# START OF Available data

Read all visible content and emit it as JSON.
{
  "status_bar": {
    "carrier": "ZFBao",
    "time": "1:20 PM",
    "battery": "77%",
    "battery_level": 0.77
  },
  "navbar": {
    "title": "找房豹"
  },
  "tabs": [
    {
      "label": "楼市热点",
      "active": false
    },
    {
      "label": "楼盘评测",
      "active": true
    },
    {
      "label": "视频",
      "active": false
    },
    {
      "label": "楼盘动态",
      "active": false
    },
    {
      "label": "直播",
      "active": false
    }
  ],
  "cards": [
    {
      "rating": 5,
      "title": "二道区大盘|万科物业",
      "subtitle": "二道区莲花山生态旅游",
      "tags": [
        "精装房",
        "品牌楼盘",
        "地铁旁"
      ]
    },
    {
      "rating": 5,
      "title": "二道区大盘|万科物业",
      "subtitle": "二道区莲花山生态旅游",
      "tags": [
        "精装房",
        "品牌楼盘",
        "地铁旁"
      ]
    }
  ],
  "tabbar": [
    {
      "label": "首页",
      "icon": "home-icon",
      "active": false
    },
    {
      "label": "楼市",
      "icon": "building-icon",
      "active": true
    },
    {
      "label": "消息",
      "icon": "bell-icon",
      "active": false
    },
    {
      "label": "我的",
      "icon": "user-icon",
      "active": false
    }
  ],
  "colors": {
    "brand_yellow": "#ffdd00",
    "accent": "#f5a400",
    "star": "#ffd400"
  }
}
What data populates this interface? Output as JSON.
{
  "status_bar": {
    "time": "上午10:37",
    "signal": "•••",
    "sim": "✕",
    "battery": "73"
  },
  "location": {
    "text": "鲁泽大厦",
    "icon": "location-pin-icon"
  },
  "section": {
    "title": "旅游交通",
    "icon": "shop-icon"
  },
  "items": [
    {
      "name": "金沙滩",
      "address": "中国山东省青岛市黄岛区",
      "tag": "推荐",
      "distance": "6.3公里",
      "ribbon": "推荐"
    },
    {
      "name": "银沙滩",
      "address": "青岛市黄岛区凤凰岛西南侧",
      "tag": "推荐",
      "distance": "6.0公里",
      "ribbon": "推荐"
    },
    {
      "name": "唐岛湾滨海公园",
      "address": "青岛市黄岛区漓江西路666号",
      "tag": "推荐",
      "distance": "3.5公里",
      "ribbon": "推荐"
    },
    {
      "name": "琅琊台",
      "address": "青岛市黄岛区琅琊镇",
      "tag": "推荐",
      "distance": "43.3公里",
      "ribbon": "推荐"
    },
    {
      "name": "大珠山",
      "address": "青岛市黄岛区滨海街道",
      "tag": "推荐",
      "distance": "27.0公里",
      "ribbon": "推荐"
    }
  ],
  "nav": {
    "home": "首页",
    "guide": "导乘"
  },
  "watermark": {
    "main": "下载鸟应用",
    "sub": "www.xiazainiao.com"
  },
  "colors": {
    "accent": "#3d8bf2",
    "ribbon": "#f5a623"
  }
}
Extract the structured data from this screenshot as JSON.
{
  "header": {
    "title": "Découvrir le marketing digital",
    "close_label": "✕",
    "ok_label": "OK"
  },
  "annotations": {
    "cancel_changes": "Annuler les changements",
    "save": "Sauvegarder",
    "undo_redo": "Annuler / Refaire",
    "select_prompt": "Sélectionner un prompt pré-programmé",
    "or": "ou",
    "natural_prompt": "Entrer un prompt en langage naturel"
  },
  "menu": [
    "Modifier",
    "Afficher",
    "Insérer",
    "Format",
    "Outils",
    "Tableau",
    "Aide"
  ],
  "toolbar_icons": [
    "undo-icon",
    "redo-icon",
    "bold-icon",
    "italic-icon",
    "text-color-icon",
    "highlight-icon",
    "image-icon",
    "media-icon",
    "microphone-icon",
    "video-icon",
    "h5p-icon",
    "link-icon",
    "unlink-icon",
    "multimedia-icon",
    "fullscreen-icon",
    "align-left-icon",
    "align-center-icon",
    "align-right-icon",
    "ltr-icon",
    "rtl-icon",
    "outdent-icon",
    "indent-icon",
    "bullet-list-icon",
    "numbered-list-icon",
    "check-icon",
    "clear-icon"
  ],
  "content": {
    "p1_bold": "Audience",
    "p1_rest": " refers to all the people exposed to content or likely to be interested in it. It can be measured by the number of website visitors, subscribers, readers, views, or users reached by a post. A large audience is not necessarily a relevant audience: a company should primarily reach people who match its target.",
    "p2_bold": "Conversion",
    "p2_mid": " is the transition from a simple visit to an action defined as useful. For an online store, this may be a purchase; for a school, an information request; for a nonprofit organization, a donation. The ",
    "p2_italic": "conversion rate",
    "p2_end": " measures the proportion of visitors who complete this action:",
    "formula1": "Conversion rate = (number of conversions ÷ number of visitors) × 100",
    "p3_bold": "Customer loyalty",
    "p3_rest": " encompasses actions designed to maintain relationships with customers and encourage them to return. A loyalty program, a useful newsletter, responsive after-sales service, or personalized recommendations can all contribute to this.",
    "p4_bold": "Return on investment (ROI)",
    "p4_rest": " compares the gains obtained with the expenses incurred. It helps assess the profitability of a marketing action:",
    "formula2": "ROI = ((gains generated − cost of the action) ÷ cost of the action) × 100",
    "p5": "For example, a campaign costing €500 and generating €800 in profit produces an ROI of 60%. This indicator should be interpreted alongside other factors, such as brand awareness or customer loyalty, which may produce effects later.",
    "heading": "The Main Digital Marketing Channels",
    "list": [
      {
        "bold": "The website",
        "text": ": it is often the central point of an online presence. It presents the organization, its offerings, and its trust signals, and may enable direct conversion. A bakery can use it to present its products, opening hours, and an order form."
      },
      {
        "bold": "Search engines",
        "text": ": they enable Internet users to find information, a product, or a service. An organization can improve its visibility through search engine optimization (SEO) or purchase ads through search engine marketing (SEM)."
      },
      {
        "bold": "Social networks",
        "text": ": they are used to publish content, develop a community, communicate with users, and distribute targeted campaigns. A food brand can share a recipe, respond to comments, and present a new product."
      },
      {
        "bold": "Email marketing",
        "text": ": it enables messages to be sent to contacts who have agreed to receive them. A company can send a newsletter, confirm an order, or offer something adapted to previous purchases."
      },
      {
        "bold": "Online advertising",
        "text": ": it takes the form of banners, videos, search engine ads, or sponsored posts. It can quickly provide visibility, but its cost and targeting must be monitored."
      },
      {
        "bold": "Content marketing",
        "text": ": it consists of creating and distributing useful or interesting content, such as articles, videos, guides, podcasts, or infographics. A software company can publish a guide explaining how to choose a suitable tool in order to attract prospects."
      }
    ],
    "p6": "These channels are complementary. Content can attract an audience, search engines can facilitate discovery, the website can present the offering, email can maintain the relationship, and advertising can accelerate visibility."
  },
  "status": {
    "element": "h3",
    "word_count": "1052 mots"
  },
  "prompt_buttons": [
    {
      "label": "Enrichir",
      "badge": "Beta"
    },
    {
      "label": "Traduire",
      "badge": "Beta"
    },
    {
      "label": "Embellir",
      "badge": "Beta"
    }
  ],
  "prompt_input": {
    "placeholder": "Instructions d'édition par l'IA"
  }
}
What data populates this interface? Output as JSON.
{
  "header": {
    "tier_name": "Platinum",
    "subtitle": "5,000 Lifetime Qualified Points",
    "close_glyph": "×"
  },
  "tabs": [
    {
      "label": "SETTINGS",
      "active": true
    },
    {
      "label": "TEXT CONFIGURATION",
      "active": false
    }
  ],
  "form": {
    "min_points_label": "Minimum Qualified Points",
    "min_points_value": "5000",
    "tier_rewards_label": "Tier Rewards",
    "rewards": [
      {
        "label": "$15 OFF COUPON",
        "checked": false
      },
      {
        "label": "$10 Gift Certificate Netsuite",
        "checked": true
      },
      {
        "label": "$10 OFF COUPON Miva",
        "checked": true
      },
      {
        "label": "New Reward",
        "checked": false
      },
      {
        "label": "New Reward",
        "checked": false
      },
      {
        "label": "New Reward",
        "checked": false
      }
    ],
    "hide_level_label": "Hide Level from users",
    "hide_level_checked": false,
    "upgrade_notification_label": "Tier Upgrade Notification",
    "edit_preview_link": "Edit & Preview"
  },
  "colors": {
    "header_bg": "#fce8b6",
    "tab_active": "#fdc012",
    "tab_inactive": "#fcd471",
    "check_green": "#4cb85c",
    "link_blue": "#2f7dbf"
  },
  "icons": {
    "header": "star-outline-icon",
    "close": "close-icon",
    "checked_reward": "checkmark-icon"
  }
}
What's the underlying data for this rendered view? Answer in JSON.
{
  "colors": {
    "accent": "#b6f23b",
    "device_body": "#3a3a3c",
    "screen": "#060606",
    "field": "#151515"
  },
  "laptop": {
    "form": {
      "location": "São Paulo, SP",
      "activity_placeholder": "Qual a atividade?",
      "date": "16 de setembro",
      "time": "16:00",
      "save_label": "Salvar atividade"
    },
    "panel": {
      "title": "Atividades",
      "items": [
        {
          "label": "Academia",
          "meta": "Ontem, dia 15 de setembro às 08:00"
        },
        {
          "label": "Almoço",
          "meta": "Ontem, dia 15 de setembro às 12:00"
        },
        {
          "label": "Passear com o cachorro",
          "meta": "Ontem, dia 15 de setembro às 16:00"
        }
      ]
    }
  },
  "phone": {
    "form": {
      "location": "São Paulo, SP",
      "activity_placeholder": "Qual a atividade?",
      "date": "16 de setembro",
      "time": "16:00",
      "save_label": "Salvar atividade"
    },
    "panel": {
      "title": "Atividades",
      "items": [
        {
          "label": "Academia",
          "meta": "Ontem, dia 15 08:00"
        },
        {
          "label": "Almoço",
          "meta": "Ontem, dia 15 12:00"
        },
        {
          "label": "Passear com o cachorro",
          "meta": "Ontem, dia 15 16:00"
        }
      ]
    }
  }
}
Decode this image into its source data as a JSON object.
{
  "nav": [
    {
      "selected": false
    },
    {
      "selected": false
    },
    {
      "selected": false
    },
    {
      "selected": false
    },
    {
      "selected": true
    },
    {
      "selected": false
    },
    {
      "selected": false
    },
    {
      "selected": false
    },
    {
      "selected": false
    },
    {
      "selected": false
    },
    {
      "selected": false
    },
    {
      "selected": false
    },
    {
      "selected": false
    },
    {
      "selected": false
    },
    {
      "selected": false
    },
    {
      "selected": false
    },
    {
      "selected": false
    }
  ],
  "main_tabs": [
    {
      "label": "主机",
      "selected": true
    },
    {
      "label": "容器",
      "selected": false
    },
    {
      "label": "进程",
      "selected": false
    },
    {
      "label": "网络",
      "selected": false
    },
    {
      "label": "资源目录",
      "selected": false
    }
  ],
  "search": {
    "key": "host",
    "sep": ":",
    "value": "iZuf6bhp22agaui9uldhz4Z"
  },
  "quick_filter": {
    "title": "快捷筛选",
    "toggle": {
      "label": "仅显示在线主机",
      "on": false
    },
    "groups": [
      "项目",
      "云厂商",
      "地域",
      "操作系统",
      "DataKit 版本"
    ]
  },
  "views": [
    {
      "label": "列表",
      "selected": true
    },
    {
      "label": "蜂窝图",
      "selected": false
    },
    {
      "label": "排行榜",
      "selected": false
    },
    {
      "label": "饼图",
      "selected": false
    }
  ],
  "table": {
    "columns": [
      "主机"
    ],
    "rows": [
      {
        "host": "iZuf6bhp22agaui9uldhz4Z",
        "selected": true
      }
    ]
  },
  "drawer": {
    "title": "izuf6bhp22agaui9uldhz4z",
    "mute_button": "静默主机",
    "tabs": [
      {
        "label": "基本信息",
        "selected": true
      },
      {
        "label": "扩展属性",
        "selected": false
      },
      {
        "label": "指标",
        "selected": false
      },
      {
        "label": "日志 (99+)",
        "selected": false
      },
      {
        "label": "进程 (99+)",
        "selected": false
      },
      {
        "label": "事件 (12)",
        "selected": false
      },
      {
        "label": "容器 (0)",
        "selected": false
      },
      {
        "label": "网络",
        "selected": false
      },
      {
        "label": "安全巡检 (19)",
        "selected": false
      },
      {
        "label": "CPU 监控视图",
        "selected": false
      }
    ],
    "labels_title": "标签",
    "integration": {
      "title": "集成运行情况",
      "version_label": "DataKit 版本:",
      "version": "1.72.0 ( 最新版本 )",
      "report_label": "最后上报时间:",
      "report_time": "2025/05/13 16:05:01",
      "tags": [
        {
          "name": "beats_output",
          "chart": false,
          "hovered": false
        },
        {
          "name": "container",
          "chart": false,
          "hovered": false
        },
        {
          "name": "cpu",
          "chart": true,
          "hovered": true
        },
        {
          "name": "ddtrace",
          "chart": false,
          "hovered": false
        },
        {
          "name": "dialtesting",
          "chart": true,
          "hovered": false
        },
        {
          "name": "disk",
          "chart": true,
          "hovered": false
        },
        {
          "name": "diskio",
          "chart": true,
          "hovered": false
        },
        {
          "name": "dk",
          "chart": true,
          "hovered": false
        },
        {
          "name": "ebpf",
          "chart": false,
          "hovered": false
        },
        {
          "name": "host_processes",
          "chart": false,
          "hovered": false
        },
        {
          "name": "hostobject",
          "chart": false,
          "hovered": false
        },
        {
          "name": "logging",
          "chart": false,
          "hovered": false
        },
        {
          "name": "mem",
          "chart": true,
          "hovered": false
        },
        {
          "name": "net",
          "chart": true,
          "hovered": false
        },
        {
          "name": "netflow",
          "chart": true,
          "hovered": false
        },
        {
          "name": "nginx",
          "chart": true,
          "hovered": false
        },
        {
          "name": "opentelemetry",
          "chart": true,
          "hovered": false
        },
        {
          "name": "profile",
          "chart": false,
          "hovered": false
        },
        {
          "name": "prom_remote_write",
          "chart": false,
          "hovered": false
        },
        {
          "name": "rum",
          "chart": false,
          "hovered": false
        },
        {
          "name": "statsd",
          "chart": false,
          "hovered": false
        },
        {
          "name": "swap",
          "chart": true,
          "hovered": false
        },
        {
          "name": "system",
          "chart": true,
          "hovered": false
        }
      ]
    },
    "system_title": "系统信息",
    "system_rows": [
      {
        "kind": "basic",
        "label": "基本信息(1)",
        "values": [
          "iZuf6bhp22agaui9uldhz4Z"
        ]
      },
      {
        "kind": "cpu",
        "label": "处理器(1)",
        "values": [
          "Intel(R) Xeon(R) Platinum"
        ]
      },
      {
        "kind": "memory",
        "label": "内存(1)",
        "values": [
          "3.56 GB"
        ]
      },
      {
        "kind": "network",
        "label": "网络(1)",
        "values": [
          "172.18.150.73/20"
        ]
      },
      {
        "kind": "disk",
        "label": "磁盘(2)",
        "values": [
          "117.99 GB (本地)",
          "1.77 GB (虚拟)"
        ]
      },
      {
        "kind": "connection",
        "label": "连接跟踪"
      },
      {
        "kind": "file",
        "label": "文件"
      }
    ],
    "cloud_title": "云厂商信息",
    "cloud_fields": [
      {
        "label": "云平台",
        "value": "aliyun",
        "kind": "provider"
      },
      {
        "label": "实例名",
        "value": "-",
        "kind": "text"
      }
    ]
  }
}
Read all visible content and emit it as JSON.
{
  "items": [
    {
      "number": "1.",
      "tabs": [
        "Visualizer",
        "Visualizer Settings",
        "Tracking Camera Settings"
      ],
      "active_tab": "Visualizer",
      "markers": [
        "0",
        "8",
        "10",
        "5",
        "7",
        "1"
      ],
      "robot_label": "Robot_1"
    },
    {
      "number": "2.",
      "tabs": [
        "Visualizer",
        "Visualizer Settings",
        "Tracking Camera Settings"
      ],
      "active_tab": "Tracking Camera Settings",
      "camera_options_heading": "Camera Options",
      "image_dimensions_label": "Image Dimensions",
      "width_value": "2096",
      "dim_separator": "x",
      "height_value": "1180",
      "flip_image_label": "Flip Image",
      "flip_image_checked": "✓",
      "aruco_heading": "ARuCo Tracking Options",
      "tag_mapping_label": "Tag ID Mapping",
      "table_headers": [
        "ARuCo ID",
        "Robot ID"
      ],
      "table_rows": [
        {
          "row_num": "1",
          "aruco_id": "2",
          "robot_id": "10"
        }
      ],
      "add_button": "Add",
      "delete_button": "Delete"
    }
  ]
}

# END OF Available data

Requirements
Look through the records above and report how many lines hold the word "maintain", giving only the number.

Expected answer
2